* [Data provided]
------------------------------------

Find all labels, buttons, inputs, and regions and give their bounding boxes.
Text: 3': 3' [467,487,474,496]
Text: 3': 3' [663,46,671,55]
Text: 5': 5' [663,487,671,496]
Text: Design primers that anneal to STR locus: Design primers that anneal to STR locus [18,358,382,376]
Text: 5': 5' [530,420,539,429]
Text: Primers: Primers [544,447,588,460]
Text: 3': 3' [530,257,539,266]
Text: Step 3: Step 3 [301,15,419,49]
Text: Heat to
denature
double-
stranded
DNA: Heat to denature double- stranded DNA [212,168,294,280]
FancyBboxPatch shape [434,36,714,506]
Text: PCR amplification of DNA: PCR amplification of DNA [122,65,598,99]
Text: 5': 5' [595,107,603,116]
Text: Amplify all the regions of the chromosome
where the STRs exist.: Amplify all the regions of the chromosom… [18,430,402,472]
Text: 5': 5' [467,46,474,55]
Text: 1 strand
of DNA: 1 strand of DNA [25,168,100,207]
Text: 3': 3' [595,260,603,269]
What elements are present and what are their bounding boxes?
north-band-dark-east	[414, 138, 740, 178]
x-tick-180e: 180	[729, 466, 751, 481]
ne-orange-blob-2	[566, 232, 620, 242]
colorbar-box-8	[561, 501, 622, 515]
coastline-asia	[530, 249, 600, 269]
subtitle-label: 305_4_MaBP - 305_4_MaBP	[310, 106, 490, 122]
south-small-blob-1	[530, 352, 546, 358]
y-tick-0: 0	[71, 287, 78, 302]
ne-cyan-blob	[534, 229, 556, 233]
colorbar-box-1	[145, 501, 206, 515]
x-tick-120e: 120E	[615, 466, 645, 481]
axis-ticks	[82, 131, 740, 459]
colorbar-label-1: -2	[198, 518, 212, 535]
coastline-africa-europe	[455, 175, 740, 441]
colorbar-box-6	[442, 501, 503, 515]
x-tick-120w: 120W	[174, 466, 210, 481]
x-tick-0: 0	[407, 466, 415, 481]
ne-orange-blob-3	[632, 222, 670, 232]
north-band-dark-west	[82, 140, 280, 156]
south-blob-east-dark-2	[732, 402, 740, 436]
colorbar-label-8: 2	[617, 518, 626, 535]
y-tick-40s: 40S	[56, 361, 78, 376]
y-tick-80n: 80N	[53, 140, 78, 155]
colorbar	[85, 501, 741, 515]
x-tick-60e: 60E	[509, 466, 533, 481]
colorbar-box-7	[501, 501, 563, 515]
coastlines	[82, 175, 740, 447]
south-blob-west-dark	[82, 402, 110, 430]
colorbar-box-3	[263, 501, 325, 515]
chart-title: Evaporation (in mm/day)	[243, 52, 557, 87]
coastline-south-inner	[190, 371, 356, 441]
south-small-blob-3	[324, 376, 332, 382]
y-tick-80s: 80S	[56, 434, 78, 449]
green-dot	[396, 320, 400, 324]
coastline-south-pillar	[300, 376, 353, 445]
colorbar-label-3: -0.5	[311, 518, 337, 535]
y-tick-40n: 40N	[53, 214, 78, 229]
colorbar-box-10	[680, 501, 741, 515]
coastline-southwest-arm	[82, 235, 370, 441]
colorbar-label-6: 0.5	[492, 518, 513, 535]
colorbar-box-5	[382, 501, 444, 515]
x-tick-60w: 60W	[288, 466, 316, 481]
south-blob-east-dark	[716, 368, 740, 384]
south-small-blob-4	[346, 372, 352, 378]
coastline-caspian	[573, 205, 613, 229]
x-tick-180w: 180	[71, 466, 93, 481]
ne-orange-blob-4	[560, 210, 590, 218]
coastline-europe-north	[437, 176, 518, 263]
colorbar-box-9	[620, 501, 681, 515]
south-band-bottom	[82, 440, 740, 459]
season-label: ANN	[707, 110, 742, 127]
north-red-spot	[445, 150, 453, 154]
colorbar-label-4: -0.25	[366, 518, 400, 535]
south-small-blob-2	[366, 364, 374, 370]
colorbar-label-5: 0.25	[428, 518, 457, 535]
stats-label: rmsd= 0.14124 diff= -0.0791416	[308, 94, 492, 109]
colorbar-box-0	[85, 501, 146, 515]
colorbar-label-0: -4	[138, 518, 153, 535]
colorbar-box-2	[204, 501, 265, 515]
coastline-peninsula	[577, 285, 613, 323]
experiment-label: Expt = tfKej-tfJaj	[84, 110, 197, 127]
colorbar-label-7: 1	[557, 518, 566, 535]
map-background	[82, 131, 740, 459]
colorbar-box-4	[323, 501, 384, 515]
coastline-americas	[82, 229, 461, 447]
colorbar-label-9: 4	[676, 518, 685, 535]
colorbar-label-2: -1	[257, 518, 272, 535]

------------------------------------

* [Stated exercise]
Locate every line in the entries above that contains the string "north", and copy each of those lines in full.

* [Exercise response]
north-band-dark-east	[414, 138, 740, 178]
north-band-dark-west	[82, 140, 280, 156]
coastline-europe-north	[437, 176, 518, 263]
north-red-spot	[445, 150, 453, 154]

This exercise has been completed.